> The input:
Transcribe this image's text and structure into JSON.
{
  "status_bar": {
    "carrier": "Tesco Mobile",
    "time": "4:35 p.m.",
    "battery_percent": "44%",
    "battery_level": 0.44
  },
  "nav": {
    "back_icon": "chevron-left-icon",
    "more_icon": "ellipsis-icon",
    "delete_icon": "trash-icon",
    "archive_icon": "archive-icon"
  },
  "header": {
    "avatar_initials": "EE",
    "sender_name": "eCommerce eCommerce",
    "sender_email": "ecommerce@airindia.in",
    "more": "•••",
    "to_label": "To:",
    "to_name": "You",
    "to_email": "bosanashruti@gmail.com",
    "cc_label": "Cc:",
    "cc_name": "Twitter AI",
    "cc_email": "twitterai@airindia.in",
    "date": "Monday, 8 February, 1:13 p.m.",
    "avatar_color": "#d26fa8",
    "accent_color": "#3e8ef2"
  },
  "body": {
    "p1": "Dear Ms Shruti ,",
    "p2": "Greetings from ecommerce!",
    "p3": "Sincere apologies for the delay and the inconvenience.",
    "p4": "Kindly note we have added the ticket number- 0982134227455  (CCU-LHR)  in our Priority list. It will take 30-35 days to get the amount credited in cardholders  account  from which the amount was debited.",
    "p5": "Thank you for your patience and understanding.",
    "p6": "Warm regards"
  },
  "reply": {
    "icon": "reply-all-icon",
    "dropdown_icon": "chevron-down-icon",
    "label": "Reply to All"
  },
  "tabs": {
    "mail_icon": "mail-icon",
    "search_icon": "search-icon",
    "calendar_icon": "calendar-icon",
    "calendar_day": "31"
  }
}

> What this task involves:
In full and verbatim, repeat the records given above.

> Result:
Transcribe this image's text and structure into JSON.
{
  "status_bar": {
    "carrier": "Tesco Mobile",
    "time": "4:35 p.m.",
    "battery_percent": "44%",
    "battery_level": 0.44
  },
  "nav": {
    "back_icon": "chevron-left-icon",
    "more_icon": "ellipsis-icon",
    "delete_icon": "trash-icon",
    "archive_icon": "archive-icon"
  },
  "header": {
    "avatar_initials": "EE",
    "sender_name": "eCommerce eCommerce",
    "sender_email": "ecommerce@airindia.in",
    "more": "•••",
    "to_label": "To:",
    "to_name": "You",
    "to_email": "bosanashruti@gmail.com",
    "cc_label": "Cc:",
    "cc_name": "Twitter AI",
    "cc_email": "twitterai@airindia.in",
    "date": "Monday, 8 February, 1:13 p.m.",
    "avatar_color": "#d26fa8",
    "accent_color": "#3e8ef2"
  },
  "body": {
    "p1": "Dear Ms Shruti ,",
    "p2": "Greetings from ecommerce!",
    "p3": "Sincere apologies for the delay and the inconvenience.",
    "p4": "Kindly note we have added the ticket number- 0982134227455  (CCU-LHR)  in our Priority list. It will take 30-35 days to get the amount credited in cardholders  account  from which the amount was debited.",
    "p5": "Thank you for your patience and understanding.",
    "p6": "Warm regards"
  },
  "reply": {
    "icon": "reply-all-icon",
    "dropdown_icon": "chevron-down-icon",
    "label": "Reply to All"
  },
  "tabs": {
    "mail_icon": "mail-icon",
    "search_icon": "search-icon",
    "calendar_icon": "calendar-icon",
    "calendar_day": "31"
  }
}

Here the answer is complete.